• _Required task_: Where a line holds the string "text", return that line.

==== Data for this exercise ====

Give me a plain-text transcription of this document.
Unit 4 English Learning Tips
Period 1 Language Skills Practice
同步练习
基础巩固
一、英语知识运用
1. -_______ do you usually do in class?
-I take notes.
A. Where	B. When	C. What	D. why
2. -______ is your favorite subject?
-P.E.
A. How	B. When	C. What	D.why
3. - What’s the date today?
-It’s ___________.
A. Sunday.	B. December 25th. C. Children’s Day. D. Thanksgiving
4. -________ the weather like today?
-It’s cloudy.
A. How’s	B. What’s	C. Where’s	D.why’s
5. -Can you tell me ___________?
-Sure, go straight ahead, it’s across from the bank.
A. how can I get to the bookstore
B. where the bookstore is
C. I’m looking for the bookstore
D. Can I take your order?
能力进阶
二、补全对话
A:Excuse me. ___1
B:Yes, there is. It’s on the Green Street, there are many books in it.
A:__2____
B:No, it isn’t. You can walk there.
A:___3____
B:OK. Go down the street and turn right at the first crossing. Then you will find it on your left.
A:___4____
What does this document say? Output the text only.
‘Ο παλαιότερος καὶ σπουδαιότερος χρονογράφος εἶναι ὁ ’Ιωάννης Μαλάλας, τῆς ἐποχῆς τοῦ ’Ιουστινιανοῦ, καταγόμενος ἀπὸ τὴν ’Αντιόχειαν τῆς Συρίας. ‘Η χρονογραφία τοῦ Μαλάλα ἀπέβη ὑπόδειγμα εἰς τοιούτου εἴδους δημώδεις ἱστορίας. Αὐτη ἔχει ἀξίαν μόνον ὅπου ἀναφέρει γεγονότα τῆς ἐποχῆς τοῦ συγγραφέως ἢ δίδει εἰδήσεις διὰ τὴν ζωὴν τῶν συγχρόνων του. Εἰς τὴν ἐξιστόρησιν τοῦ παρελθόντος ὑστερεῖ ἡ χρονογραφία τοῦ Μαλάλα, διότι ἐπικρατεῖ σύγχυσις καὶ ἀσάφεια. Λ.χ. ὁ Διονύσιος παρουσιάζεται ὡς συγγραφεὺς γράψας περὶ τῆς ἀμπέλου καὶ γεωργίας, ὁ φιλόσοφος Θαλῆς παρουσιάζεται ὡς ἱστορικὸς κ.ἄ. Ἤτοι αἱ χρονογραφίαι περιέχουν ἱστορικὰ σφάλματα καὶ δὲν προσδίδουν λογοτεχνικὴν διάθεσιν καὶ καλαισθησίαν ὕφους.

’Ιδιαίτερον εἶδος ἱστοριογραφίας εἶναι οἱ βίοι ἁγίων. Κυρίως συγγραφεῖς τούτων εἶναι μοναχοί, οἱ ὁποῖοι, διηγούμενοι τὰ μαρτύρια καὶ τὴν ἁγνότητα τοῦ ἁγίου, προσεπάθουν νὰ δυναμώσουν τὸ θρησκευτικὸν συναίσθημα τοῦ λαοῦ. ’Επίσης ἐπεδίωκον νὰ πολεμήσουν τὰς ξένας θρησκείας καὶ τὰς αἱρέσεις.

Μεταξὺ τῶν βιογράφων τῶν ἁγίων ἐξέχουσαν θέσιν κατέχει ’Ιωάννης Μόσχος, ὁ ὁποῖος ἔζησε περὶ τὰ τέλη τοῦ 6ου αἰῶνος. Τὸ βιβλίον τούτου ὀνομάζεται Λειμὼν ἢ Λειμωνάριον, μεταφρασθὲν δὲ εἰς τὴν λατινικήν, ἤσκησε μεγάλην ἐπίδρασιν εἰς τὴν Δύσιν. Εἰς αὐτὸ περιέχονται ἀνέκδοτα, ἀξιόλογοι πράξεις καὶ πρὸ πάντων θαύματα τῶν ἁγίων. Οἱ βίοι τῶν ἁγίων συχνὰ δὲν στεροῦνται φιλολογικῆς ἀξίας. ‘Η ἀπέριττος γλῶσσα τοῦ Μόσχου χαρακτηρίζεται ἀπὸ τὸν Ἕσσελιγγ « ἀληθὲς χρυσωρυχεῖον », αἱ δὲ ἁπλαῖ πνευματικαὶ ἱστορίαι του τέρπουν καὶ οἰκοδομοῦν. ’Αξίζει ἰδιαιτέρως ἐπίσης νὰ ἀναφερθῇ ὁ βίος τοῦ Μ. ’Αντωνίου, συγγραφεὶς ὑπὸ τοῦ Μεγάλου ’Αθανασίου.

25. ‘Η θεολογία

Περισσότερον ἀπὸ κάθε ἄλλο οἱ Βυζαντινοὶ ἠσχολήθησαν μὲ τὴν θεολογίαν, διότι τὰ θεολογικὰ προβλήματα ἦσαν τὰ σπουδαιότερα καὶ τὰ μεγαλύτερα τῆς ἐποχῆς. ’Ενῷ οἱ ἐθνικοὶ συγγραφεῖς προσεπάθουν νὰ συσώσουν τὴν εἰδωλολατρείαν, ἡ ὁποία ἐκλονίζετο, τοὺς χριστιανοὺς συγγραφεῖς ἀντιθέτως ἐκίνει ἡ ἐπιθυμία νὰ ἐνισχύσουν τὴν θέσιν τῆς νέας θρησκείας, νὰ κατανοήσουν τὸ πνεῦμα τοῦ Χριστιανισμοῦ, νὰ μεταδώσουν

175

====

• _Result of the task_:
Give me a plain-text transcription of this document.
What does this document say? Output the text only.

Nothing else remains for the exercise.